begin RECORDED DATA

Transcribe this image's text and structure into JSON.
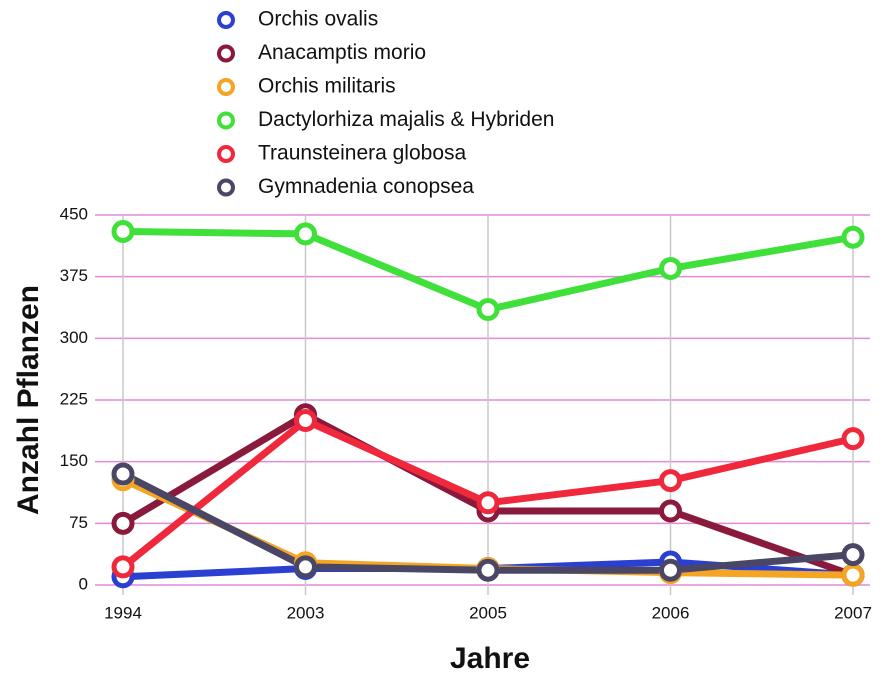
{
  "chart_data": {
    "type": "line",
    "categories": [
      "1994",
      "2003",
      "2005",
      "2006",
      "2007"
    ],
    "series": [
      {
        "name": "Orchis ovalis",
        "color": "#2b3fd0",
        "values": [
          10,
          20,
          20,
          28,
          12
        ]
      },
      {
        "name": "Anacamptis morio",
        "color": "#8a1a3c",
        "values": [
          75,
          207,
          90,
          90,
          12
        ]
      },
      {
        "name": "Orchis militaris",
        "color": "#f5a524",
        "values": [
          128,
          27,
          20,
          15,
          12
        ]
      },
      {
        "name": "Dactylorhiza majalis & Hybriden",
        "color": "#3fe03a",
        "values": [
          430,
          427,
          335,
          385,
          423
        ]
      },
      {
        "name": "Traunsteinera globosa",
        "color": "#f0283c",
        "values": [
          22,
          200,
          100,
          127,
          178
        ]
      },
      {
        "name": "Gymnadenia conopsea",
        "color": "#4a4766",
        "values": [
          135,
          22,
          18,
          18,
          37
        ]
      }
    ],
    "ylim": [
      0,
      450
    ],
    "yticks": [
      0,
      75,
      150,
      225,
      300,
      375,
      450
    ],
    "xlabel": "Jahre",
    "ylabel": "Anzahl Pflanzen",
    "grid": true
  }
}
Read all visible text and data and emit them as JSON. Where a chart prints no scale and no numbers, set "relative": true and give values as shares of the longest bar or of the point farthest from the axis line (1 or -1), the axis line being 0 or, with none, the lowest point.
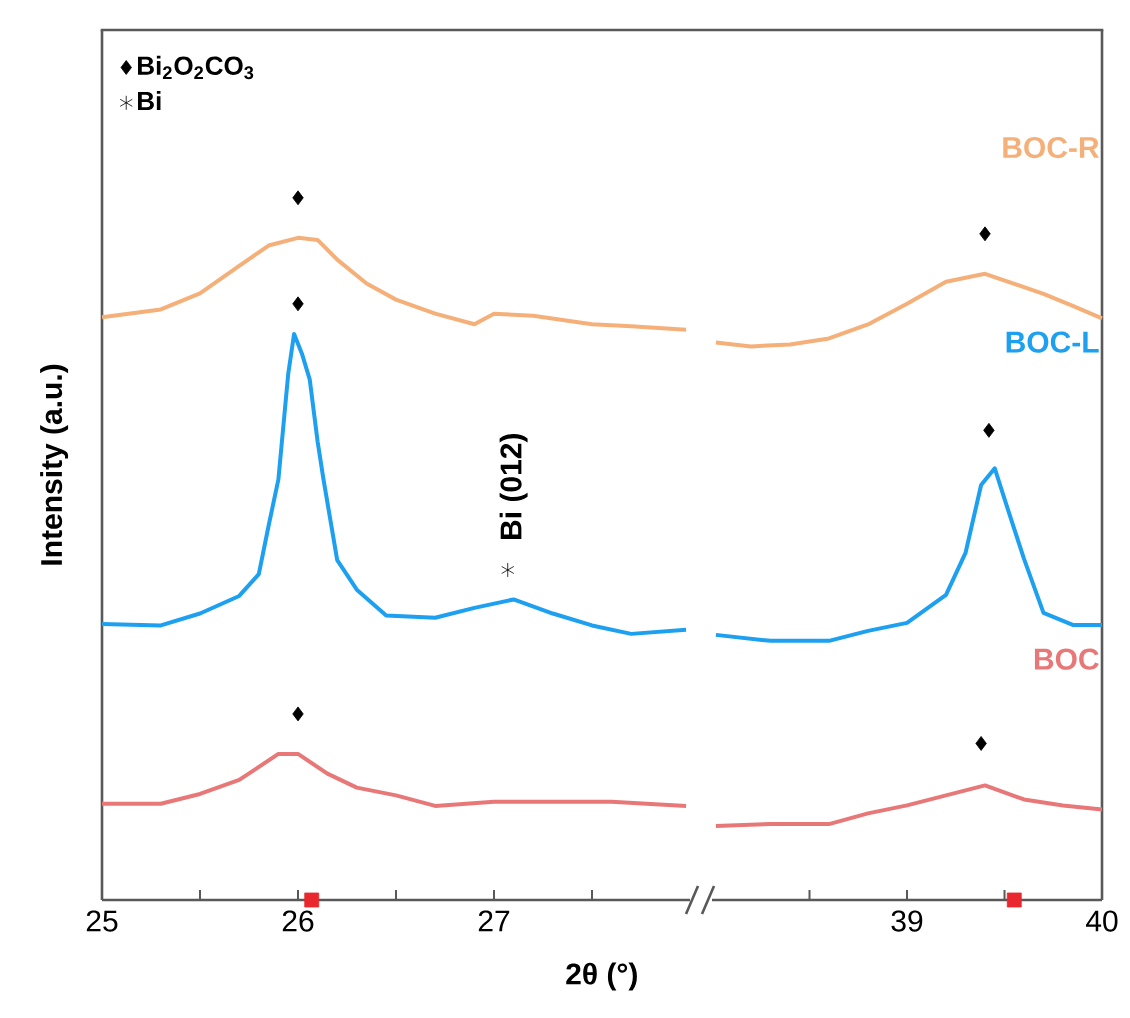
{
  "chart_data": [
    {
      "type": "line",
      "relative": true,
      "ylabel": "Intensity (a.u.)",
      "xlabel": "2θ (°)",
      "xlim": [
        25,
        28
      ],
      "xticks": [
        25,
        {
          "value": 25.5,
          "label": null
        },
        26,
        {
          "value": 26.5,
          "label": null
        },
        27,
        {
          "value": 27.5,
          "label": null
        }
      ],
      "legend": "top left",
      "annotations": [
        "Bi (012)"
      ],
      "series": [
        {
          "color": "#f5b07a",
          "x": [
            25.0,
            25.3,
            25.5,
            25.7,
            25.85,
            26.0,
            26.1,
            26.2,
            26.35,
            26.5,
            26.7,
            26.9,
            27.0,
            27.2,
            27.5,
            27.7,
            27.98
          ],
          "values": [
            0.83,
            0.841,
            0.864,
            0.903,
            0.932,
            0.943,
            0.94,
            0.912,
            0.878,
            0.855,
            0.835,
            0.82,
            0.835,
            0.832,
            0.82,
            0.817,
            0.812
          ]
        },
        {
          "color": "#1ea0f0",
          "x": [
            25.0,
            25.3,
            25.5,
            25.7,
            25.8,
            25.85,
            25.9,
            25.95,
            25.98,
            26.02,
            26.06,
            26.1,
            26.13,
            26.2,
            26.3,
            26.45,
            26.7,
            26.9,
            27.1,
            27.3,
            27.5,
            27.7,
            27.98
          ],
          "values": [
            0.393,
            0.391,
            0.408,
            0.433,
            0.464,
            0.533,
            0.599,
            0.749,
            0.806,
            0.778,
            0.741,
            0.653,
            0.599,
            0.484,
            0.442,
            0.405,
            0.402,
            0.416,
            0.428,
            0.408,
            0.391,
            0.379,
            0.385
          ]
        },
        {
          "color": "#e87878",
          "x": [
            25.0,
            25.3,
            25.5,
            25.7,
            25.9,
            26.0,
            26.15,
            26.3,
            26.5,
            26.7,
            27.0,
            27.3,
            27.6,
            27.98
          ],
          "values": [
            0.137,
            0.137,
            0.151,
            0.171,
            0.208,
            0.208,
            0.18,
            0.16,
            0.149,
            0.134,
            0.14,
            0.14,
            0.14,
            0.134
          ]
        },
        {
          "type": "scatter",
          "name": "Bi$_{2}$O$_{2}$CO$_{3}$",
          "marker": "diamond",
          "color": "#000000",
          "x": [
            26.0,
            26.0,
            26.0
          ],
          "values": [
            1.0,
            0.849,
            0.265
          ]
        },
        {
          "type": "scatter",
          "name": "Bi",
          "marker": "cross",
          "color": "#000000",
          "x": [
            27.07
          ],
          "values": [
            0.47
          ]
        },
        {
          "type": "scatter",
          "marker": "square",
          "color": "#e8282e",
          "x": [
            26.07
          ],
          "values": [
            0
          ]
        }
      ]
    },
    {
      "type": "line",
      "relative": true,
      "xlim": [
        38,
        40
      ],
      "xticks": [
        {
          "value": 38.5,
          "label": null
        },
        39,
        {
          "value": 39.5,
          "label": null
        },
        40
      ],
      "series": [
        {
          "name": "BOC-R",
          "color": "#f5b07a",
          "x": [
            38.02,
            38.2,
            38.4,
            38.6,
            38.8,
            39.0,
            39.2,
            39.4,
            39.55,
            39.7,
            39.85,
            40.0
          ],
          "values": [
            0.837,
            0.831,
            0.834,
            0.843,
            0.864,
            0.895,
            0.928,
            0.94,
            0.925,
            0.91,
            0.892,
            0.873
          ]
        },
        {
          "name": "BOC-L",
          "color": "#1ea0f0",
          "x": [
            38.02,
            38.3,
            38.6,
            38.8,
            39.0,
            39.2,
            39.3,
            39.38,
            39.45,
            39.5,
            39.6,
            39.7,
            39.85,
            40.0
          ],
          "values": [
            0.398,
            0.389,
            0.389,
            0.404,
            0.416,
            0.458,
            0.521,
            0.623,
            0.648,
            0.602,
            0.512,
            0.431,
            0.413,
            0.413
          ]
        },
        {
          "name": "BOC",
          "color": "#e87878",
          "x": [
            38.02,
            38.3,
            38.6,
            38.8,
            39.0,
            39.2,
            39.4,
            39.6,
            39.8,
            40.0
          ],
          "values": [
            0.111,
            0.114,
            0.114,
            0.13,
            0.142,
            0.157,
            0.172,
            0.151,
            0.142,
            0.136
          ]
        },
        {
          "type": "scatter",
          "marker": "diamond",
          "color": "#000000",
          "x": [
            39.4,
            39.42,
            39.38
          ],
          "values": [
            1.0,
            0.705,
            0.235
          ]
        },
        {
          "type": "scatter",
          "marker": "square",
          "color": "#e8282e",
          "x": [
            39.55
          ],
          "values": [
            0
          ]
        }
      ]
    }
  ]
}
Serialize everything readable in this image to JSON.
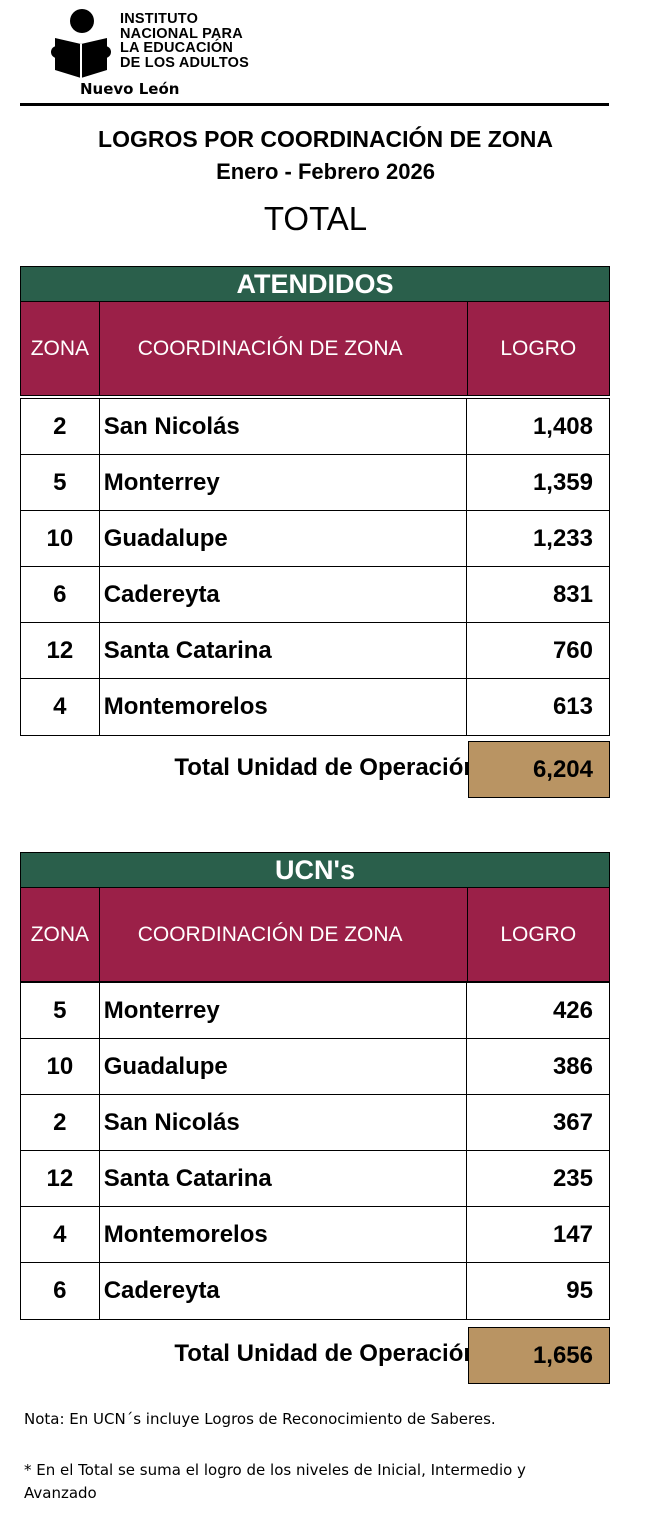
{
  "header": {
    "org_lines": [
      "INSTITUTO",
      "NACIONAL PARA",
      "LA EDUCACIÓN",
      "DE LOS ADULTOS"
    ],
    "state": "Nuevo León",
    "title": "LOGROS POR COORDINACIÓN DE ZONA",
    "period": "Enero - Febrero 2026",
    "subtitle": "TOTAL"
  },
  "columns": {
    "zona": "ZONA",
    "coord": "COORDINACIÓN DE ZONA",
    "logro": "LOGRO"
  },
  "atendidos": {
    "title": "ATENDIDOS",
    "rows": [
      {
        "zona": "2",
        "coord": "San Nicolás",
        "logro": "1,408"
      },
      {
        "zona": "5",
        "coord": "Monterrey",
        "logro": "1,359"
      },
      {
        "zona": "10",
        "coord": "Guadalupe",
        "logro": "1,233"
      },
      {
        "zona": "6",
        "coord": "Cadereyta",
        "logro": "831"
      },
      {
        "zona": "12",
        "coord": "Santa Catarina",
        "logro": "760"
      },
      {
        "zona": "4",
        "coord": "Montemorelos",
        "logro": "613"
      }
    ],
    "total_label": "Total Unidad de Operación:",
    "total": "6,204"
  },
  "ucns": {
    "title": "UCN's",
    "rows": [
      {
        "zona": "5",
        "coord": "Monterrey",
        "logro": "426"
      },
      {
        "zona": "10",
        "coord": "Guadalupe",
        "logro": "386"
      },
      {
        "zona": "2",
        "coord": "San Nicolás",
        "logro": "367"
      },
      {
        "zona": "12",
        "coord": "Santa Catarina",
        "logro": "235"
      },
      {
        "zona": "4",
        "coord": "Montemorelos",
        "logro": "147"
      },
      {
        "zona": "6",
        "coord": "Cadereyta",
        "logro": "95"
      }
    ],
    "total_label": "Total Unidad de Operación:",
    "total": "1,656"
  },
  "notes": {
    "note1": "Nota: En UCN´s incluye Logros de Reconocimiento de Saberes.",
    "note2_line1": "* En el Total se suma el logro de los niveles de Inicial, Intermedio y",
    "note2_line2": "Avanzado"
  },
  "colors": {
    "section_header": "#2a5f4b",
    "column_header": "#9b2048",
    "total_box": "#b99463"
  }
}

end RECORDED DATA

[TASK STATEMENT]
Your task is to report how many lines of the material include the string "this". Give the number and no other words.

[OUTPUT]
2